Copy the records below line for line, character for character, omitting the pictures.

- - - - -

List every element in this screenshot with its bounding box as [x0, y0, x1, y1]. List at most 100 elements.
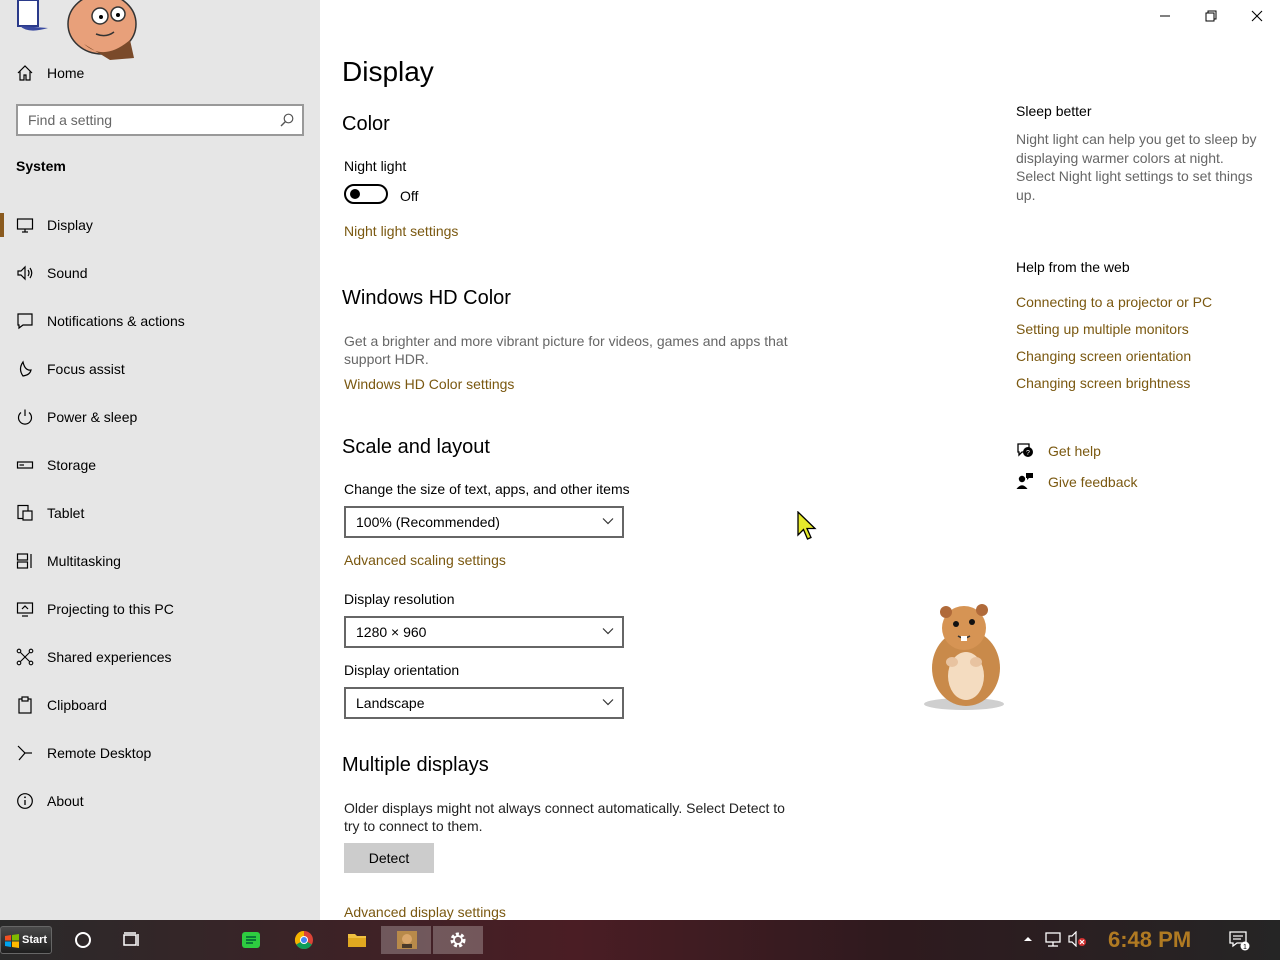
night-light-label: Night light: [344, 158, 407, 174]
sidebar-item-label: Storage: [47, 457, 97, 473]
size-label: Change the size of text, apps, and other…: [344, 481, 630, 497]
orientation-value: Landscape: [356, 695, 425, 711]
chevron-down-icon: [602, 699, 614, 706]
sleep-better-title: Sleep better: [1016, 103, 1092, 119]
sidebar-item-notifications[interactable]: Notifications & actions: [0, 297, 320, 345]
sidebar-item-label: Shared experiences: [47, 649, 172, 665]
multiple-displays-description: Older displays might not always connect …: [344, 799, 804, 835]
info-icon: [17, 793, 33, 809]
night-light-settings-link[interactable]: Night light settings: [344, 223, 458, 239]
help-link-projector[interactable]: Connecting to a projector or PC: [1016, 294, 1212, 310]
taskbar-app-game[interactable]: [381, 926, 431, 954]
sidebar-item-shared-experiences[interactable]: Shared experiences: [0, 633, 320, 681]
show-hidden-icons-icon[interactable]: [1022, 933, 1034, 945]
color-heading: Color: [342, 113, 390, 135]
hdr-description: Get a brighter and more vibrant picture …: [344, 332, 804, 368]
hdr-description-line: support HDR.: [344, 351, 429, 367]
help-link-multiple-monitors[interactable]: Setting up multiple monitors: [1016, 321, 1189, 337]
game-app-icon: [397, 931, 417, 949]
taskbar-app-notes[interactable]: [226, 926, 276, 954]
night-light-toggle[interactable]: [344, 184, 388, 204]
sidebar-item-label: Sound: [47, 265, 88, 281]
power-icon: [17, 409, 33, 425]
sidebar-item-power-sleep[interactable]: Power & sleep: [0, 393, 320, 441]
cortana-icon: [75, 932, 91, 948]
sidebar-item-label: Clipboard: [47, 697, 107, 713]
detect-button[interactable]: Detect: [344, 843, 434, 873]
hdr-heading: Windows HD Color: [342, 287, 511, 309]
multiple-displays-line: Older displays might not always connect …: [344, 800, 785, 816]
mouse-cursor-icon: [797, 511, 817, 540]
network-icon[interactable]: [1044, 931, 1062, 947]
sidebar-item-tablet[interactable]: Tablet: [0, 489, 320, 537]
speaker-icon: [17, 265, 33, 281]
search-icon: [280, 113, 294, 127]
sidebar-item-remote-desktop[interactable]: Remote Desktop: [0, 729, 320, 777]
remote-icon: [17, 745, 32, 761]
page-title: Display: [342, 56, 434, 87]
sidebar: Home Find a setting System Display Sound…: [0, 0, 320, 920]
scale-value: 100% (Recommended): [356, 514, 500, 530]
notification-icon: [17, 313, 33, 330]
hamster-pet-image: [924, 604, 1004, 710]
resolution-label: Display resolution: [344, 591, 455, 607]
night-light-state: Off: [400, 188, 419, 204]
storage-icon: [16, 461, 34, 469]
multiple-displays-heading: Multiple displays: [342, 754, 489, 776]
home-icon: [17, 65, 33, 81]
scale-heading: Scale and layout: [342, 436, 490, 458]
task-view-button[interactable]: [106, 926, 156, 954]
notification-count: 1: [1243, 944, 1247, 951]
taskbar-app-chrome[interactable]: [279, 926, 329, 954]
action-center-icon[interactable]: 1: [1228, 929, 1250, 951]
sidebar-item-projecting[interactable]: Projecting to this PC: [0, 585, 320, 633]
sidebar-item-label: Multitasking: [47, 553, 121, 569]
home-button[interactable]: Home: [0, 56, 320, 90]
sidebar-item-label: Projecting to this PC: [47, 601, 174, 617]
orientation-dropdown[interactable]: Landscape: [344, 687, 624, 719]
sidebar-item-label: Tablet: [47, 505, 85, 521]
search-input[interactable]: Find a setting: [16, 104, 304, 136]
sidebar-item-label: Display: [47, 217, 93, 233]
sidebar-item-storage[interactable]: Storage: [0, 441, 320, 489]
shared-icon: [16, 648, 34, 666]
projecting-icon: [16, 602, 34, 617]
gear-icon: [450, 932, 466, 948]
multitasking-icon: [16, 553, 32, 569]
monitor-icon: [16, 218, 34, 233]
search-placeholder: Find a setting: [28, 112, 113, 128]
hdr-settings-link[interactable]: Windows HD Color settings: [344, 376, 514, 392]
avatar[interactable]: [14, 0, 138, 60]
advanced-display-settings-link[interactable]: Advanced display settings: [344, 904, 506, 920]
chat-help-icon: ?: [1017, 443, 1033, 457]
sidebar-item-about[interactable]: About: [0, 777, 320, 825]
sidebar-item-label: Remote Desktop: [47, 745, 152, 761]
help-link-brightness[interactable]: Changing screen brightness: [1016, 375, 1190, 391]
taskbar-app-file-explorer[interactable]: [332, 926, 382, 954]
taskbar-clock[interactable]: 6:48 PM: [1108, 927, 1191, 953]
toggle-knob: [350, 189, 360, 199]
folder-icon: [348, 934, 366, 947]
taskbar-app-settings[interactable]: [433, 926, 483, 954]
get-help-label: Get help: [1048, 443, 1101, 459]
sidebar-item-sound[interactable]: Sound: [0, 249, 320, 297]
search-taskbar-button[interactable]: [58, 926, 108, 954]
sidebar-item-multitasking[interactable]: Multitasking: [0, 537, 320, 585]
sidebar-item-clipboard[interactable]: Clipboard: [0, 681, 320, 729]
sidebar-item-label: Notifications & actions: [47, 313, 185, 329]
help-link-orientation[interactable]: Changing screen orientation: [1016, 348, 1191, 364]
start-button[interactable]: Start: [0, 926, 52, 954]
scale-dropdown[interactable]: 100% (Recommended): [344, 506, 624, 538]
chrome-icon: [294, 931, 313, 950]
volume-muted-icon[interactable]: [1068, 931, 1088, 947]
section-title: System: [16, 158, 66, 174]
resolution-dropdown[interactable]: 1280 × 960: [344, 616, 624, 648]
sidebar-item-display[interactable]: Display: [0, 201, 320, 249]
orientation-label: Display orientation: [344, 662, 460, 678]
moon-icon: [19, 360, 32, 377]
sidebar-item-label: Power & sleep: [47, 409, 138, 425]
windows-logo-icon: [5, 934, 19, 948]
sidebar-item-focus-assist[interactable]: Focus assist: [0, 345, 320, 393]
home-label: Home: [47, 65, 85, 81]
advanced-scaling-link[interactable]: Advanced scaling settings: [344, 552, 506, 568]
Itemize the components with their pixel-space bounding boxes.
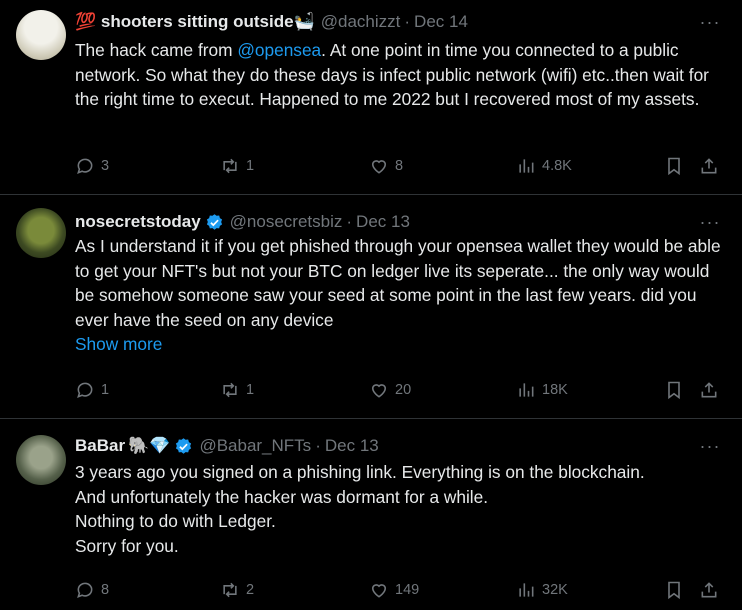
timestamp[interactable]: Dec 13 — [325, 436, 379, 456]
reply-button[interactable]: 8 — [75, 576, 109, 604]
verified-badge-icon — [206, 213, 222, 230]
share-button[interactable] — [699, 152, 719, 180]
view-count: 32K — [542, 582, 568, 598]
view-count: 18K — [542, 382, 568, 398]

- - - - -

* _EXERCISE RESPONSE_:
List every element in this screenshot with its bounding box as [x0, y0, x1, y1]. List at most 100 elements.
night-light-label: Night light: [344, 158, 407, 174]
sidebar-item-label: Storage: [47, 457, 97, 473]
size-label: Change the size of text, apps, and other…: [344, 481, 630, 497]
orientation-value: Landscape: [356, 695, 425, 711]
chevron-down-icon: [602, 699, 614, 706]
sleep-better-title: Sleep better: [1016, 103, 1092, 119]
sidebar-item-notifications[interactable]: Notifications & actions: [0, 297, 320, 345]
sidebar-item-label: Shared experiences: [47, 649, 172, 665]
multiple-displays-description: Older displays might not always connect …: [344, 799, 804, 835]
info-icon: [17, 793, 33, 809]
night-light-settings-link[interactable]: Night light settings: [344, 223, 458, 239]
help-link-projector[interactable]: Connecting to a projector or PC: [1016, 294, 1212, 310]
taskbar-app-game[interactable]: [381, 926, 431, 954]
sidebar-item-shared-experiences[interactable]: Shared experiences: [0, 633, 320, 681]
show-hidden-icons-icon[interactable]: [1022, 933, 1034, 945]
color-heading: Color: [342, 113, 390, 135]
hdr-description: Get a brighter and more vibrant picture …: [344, 332, 804, 368]
hdr-description-line: support HDR.: [344, 351, 429, 367]
help-link-multiple-monitors[interactable]: Setting up multiple monitors: [1016, 321, 1189, 337]
game-app-icon: [397, 931, 417, 949]
taskbar-app-notes[interactable]: [226, 926, 276, 954]
night-light-toggle[interactable]: [344, 184, 388, 204]
sidebar-item-label: Sound: [47, 265, 88, 281]
power-icon: [17, 409, 33, 425]
sidebar-item-power-sleep[interactable]: Power & sleep: [0, 393, 320, 441]
cortana-icon: [75, 932, 91, 948]
sidebar-item-label: Clipboard: [47, 697, 107, 713]
detect-button[interactable]: Detect: [344, 843, 434, 873]
hdr-heading: Windows HD Color: [342, 287, 511, 309]
multiple-displays-line: Older displays might not always connect …: [344, 800, 785, 816]
mouse-cursor-icon: [797, 511, 817, 540]
network-icon[interactable]: [1044, 931, 1062, 947]
sidebar-item-tablet[interactable]: Tablet: [0, 489, 320, 537]
speaker-icon: [17, 265, 33, 281]
search-icon: [280, 113, 294, 127]
sidebar-item-remote-desktop[interactable]: Remote Desktop: [0, 729, 320, 777]
remote-icon: [17, 745, 32, 761]
page-title: Display: [342, 56, 434, 87]
sidebar: Home Find a setting System Display Sound…: [0, 0, 320, 920]
scale-value: 100% (Recommended): [356, 514, 500, 530]
notification-icon: [17, 313, 33, 330]
hamster-pet-image: [924, 604, 1004, 710]
resolution-label: Display resolution: [344, 591, 455, 607]
night-light-state: Off: [400, 188, 419, 204]
storage-icon: [16, 461, 34, 469]
multiple-displays-heading: Multiple displays: [342, 754, 489, 776]
home-icon: [17, 65, 33, 81]
scale-heading: Scale and layout: [342, 436, 490, 458]
task-view-button[interactable]: [106, 926, 156, 954]
notification-count: 1: [1243, 944, 1247, 951]
taskbar-app-chrome[interactable]: [279, 926, 329, 954]
action-center-icon[interactable]: 1: [1228, 929, 1250, 951]
sidebar-item-projecting[interactable]: Projecting to this PC: [0, 585, 320, 633]
sidebar-item-label: Multitasking: [47, 553, 121, 569]
home-button[interactable]: Home: [0, 56, 320, 90]
sidebar-item-label: Projecting to this PC: [47, 601, 174, 617]
orientation-dropdown[interactable]: Landscape: [344, 687, 624, 719]
sidebar-item-label: Tablet: [47, 505, 85, 521]
search-input[interactable]: Find a setting: [16, 104, 304, 136]
sidebar-item-label: Display: [47, 217, 93, 233]
sidebar-item-storage[interactable]: Storage: [0, 441, 320, 489]
shared-icon: [16, 648, 34, 666]
projecting-icon: [16, 602, 34, 617]
gear-icon: [450, 932, 466, 948]
multitasking-icon: [16, 553, 32, 569]
monitor-icon: [16, 218, 34, 233]
search-placeholder: Find a setting: [28, 112, 113, 128]
hdr-settings-link[interactable]: Windows HD Color settings: [344, 376, 514, 392]
avatar[interactable]: [14, 0, 138, 60]
advanced-display-settings-link[interactable]: Advanced display settings: [344, 904, 506, 920]
chat-help-icon: ?: [1017, 443, 1033, 457]
sidebar-item-about[interactable]: About: [0, 777, 320, 825]
sidebar-item-label: Remote Desktop: [47, 745, 152, 761]
help-link-brightness[interactable]: Changing screen brightness: [1016, 375, 1190, 391]
taskbar-app-file-explorer[interactable]: [332, 926, 382, 954]
taskbar-clock[interactable]: 6:48 PM: [1108, 927, 1191, 953]
toggle-knob: [350, 189, 360, 199]
folder-icon: [348, 934, 366, 947]
taskbar-app-settings[interactable]: [433, 926, 483, 954]
get-help-label: Get help: [1048, 443, 1101, 459]
sidebar-item-sound[interactable]: Sound: [0, 249, 320, 297]
search-taskbar-button[interactable]: [58, 926, 108, 954]
sidebar-item-multitasking[interactable]: Multitasking: [0, 537, 320, 585]
sidebar-item-clipboard[interactable]: Clipboard: [0, 681, 320, 729]
sidebar-item-label: Notifications & actions: [47, 313, 185, 329]
help-link-orientation[interactable]: Changing screen orientation: [1016, 348, 1191, 364]
start-button[interactable]: Start: [0, 926, 52, 954]
scale-dropdown[interactable]: 100% (Recommended): [344, 506, 624, 538]
chrome-icon: [294, 931, 313, 950]
volume-muted-icon[interactable]: [1068, 931, 1088, 947]
section-title: System: [16, 158, 66, 174]
resolution-dropdown[interactable]: 1280 × 960: [344, 616, 624, 648]
sidebar-item-display[interactable]: Display: [0, 201, 320, 249]
orientation-label: Display orientation: [344, 662, 460, 678]
moon-icon: [19, 360, 32, 377]
sidebar-item-label: Power & sleep: [47, 409, 138, 425]
windows-logo-icon: [5, 934, 19, 948]
sidebar-item-focus-assist[interactable]: Focus assist: [0, 345, 320, 393]
home-label: Home: [47, 65, 85, 81]
advanced-scaling-link[interactable]: Advanced scaling settings: [344, 552, 506, 568]
Itemize the components with their pixel-space bounding boxes.
timestamp[interactable]: Dec 13 — [325, 436, 379, 456]
reply-button[interactable]: 8 — [75, 576, 109, 604]
verified-badge-icon — [206, 213, 222, 230]
share-button[interactable] — [699, 152, 719, 180]
view-count: 32K — [542, 582, 568, 598]
view-count: 18K — [542, 382, 568, 398]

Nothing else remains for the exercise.